## Task details:
In each of the lines below, replace "element" with "item" and leave everything else unchanged. Omit the pictures from your answer.

## Dataset excerpts:
┏━━

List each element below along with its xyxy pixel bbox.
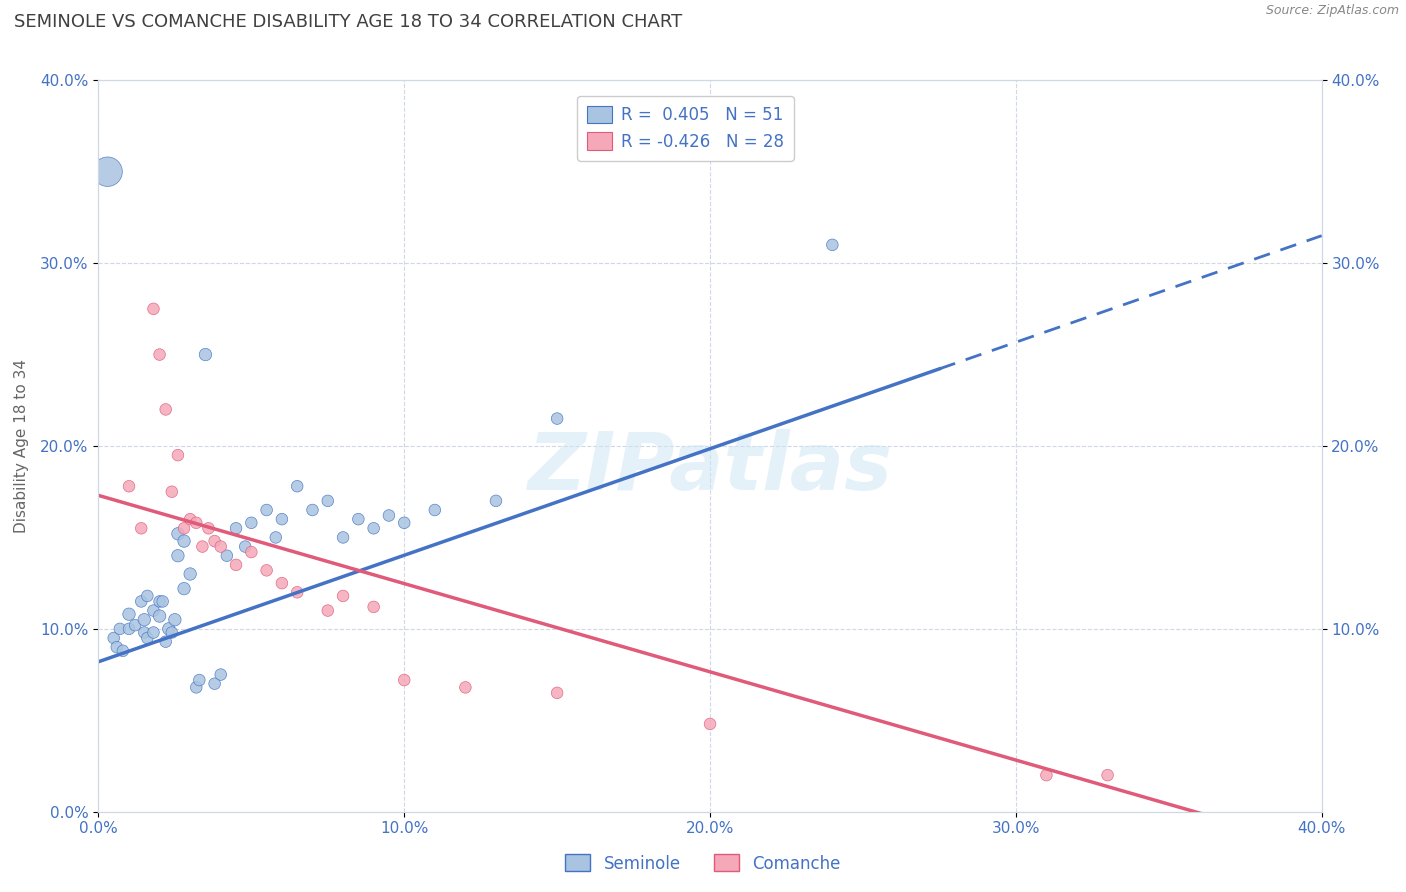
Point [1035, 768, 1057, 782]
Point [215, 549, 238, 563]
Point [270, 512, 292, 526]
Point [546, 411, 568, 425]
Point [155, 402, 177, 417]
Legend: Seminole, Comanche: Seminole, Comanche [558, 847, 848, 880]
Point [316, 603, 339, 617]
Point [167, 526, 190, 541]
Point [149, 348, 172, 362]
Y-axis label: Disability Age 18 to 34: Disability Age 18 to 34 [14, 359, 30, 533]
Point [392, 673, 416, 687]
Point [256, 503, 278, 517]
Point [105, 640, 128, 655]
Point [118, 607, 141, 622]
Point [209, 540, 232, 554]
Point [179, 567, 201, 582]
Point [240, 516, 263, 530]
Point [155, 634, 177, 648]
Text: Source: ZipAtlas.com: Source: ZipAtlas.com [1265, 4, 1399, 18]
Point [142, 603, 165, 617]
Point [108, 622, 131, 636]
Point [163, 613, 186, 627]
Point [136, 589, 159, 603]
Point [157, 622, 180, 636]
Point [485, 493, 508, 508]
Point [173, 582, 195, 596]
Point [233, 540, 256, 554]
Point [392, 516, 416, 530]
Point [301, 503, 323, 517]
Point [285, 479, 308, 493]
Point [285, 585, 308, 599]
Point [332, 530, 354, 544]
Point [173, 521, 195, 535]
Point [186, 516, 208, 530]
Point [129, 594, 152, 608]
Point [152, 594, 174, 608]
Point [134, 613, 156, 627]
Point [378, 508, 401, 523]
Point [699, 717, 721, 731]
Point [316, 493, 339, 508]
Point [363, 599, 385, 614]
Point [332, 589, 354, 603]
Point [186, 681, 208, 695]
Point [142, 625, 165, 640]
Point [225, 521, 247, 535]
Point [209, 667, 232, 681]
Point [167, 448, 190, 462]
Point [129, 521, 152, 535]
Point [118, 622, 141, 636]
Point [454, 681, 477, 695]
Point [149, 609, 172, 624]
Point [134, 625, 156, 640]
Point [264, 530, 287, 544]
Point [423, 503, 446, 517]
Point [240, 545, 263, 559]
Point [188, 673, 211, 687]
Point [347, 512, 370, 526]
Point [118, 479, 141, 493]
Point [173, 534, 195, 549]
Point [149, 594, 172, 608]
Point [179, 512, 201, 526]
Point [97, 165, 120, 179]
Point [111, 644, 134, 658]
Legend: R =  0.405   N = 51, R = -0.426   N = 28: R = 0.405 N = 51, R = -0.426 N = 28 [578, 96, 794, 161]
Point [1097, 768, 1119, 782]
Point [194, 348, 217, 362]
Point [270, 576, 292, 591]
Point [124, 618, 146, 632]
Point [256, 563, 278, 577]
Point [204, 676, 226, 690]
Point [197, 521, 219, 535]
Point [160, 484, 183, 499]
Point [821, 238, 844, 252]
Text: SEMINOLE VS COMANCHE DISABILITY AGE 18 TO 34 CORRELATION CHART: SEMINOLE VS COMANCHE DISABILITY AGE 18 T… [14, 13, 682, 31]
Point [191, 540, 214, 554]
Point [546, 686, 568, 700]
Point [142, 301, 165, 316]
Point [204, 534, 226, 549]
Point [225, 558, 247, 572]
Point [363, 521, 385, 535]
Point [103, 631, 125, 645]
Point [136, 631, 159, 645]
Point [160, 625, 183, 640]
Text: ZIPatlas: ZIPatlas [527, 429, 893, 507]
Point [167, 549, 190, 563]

┗━━

## Task output:
List each item below along with its xyxy pixel bbox.
Point [1035, 768, 1057, 782]
Point [215, 549, 238, 563]
Point [270, 512, 292, 526]
Point [546, 411, 568, 425]
Point [155, 402, 177, 417]
Legend: Seminole, Comanche: Seminole, Comanche [558, 847, 848, 880]
Point [316, 603, 339, 617]
Point [167, 526, 190, 541]
Point [149, 348, 172, 362]
Y-axis label: Disability Age 18 to 34: Disability Age 18 to 34 [14, 359, 30, 533]
Point [392, 673, 416, 687]
Point [256, 503, 278, 517]
Point [105, 640, 128, 655]
Point [118, 607, 141, 622]
Point [209, 540, 232, 554]
Point [179, 567, 201, 582]
Point [240, 516, 263, 530]
Point [155, 634, 177, 648]
Text: Source: ZipAtlas.com: Source: ZipAtlas.com [1265, 4, 1399, 18]
Point [142, 603, 165, 617]
Point [108, 622, 131, 636]
Point [163, 613, 186, 627]
Point [136, 589, 159, 603]
Point [157, 622, 180, 636]
Point [485, 493, 508, 508]
Point [173, 582, 195, 596]
Point [233, 540, 256, 554]
Point [392, 516, 416, 530]
Point [301, 503, 323, 517]
Point [285, 479, 308, 493]
Point [285, 585, 308, 599]
Point [332, 530, 354, 544]
Point [173, 521, 195, 535]
Point [186, 516, 208, 530]
Point [129, 594, 152, 608]
Point [152, 594, 174, 608]
Point [134, 613, 156, 627]
Point [378, 508, 401, 523]
Point [699, 717, 721, 731]
Point [316, 493, 339, 508]
Point [363, 599, 385, 614]
Point [332, 589, 354, 603]
Point [186, 681, 208, 695]
Point [142, 625, 165, 640]
Point [225, 521, 247, 535]
Point [209, 667, 232, 681]
Point [167, 448, 190, 462]
Point [129, 521, 152, 535]
Point [118, 622, 141, 636]
Point [454, 681, 477, 695]
Point [149, 609, 172, 624]
Point [134, 625, 156, 640]
Point [264, 530, 287, 544]
Point [423, 503, 446, 517]
Point [240, 545, 263, 559]
Point [188, 673, 211, 687]
Point [347, 512, 370, 526]
Point [118, 479, 141, 493]
Point [173, 534, 195, 549]
Point [149, 594, 172, 608]
Point [179, 512, 201, 526]
Point [97, 165, 120, 179]
Point [111, 644, 134, 658]
Legend: R =  0.405   N = 51, R = -0.426   N = 28: R = 0.405 N = 51, R = -0.426 N = 28 [578, 96, 794, 161]
Point [1097, 768, 1119, 782]
Point [194, 348, 217, 362]
Point [270, 576, 292, 591]
Point [124, 618, 146, 632]
Point [256, 563, 278, 577]
Point [204, 676, 226, 690]
Point [197, 521, 219, 535]
Point [160, 484, 183, 499]
Point [821, 238, 844, 252]
Text: SEMINOLE VS COMANCHE DISABILITY AGE 18 TO 34 CORRELATION CHART: SEMINOLE VS COMANCHE DISABILITY AGE 18 T… [14, 13, 682, 31]
Point [191, 540, 214, 554]
Point [546, 686, 568, 700]
Point [142, 301, 165, 316]
Point [204, 534, 226, 549]
Point [225, 558, 247, 572]
Point [363, 521, 385, 535]
Point [103, 631, 125, 645]
Point [136, 631, 159, 645]
Point [160, 625, 183, 640]
Text: ZIPatlas: ZIPatlas [527, 429, 893, 507]
Point [167, 549, 190, 563]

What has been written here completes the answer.